■ Dataset records:
---+---

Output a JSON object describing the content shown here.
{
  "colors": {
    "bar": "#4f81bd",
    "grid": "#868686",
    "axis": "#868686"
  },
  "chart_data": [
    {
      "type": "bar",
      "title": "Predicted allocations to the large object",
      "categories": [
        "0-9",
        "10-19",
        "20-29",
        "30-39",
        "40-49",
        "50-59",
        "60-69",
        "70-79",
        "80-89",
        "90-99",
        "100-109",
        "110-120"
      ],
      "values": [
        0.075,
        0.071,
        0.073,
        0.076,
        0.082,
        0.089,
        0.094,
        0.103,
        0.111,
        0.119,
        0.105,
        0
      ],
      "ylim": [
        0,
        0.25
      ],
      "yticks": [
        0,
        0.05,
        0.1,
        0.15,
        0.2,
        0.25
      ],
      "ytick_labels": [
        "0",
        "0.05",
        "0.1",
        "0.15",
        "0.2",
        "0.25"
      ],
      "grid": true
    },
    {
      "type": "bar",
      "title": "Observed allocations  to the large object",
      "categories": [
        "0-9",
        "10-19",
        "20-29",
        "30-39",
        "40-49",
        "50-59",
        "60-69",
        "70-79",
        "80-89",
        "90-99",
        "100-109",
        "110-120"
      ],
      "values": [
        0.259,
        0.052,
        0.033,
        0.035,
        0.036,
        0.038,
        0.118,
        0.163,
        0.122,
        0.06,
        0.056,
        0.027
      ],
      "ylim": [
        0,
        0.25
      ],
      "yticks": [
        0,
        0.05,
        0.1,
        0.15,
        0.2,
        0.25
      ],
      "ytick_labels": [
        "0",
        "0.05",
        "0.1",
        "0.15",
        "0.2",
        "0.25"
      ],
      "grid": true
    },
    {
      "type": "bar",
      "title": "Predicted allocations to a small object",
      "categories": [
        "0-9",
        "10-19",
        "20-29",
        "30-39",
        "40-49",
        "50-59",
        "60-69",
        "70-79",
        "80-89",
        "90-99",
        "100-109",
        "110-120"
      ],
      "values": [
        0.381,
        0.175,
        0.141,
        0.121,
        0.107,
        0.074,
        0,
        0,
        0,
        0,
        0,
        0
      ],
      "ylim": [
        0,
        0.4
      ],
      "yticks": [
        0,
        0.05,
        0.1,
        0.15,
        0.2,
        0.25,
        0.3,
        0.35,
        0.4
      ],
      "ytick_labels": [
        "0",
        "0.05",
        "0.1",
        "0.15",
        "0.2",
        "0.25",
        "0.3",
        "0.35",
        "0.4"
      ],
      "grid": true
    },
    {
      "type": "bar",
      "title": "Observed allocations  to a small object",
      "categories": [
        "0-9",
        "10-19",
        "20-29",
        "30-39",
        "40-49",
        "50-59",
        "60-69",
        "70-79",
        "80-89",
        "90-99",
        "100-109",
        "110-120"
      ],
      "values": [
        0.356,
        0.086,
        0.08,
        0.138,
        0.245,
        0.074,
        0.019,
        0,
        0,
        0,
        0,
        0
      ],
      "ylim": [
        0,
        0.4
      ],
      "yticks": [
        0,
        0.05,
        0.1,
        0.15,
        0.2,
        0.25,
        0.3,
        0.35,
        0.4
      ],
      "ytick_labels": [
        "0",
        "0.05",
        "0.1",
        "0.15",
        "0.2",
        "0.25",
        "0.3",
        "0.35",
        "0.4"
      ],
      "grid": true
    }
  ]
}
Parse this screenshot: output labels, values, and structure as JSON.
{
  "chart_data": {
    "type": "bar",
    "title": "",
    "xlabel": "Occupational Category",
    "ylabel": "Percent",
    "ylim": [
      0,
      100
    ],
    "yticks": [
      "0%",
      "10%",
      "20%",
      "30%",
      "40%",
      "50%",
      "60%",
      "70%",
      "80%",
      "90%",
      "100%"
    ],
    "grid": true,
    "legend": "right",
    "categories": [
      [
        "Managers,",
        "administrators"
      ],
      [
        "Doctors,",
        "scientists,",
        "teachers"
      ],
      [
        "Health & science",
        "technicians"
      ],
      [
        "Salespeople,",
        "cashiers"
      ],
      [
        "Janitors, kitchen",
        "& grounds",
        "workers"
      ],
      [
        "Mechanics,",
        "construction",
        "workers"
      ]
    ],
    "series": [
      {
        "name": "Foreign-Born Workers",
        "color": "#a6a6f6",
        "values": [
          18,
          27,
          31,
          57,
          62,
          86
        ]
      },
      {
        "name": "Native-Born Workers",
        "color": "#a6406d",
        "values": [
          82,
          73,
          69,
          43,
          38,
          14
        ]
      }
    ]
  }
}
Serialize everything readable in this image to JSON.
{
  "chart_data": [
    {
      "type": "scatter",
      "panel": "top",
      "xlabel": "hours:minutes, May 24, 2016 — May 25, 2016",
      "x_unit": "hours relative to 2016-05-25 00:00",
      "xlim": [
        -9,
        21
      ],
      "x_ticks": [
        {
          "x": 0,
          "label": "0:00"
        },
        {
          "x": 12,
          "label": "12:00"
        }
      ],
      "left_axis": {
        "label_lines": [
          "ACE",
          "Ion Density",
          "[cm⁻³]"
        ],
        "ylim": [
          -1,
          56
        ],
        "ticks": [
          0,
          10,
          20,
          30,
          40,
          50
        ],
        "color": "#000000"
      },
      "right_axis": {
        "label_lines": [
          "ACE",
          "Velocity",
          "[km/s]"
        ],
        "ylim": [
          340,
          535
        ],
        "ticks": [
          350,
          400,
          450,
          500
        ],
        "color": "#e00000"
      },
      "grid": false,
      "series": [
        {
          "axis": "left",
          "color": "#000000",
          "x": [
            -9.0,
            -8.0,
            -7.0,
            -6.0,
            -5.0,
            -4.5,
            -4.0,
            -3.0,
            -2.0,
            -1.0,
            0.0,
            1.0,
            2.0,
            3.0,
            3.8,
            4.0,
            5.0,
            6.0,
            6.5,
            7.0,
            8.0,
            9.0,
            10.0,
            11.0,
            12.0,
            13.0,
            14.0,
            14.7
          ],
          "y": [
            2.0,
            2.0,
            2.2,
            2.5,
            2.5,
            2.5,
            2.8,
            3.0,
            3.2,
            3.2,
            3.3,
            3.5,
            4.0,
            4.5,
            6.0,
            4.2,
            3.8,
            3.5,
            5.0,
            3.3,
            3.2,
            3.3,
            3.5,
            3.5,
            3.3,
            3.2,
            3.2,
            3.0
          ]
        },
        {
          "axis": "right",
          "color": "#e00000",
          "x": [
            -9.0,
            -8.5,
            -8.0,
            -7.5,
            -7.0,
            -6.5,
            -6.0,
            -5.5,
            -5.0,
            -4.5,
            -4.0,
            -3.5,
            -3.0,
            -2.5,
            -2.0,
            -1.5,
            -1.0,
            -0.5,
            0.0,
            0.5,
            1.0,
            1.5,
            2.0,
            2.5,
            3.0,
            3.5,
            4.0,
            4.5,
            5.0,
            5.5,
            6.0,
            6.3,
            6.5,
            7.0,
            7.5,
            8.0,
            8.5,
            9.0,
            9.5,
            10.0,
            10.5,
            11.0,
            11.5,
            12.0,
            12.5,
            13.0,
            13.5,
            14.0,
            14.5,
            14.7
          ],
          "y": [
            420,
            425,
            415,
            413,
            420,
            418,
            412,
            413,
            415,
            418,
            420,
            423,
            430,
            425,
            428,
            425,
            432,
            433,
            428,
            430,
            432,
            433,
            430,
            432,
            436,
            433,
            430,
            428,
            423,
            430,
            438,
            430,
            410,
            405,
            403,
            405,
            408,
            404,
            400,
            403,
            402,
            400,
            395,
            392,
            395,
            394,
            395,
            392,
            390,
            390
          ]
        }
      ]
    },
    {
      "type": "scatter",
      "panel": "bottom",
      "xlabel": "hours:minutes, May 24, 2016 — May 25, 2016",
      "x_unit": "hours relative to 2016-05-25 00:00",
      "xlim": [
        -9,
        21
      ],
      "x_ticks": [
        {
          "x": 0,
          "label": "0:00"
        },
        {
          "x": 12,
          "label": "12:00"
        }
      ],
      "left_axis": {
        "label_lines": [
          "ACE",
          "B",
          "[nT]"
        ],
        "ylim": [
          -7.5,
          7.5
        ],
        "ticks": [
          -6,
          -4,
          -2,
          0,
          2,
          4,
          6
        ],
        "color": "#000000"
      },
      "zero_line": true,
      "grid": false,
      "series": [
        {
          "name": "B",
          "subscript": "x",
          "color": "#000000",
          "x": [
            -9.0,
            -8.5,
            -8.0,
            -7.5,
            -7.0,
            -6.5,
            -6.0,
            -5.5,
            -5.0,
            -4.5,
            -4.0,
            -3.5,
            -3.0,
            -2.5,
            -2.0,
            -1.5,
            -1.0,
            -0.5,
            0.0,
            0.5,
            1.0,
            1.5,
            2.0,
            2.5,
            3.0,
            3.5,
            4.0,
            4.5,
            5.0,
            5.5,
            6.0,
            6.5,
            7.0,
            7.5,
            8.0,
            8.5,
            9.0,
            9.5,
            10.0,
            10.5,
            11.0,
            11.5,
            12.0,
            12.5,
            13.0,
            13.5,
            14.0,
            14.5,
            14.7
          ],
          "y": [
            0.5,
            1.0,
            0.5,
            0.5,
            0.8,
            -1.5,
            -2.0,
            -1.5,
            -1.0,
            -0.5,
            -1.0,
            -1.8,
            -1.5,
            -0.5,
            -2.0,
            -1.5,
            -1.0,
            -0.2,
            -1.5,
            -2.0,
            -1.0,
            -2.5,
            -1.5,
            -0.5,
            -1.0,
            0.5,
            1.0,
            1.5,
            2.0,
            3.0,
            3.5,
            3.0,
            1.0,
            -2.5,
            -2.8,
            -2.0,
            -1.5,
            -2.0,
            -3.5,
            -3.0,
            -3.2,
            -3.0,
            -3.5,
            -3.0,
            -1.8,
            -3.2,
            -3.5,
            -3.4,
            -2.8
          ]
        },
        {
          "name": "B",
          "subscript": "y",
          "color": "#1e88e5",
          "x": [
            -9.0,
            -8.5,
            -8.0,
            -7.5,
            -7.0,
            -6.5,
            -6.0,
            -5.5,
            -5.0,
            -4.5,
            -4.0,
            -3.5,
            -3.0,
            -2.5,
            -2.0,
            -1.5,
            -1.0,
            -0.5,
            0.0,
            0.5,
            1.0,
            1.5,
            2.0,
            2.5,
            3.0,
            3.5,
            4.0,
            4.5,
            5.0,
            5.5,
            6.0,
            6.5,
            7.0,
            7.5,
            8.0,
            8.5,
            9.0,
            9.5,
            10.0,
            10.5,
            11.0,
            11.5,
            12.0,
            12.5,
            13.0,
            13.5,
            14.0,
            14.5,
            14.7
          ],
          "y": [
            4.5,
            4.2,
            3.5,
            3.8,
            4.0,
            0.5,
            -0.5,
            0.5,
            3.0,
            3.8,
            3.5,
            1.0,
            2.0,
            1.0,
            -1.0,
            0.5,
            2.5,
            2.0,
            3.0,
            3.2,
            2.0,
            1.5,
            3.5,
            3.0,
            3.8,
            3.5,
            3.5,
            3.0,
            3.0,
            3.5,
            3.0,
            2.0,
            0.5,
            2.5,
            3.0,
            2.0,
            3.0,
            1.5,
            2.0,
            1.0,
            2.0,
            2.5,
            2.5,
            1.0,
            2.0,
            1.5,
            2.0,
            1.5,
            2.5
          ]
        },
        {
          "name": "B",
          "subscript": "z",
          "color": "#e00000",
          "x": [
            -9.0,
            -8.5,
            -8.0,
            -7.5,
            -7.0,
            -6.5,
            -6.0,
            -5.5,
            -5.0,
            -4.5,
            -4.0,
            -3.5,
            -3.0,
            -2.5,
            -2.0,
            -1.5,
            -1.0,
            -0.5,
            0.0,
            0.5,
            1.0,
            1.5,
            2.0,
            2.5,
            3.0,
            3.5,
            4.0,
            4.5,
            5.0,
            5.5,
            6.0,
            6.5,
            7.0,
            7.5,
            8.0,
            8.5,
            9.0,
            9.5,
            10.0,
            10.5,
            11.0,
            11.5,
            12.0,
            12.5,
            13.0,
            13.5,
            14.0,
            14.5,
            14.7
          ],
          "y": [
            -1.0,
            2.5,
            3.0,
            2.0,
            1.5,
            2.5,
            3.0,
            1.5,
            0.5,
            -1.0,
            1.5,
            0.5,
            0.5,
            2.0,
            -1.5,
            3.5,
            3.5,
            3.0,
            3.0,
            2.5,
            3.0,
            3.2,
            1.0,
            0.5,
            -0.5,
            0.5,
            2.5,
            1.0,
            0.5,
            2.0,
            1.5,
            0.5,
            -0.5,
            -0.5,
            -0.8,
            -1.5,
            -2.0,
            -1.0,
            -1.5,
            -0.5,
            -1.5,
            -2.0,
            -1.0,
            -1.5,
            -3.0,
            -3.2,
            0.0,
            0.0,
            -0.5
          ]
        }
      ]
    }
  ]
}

---+---

Collect every line from the records above that contains the word "Observed".

      "title": "Observed allocations  to the large object",
      "title": "Observed allocations  to a small object",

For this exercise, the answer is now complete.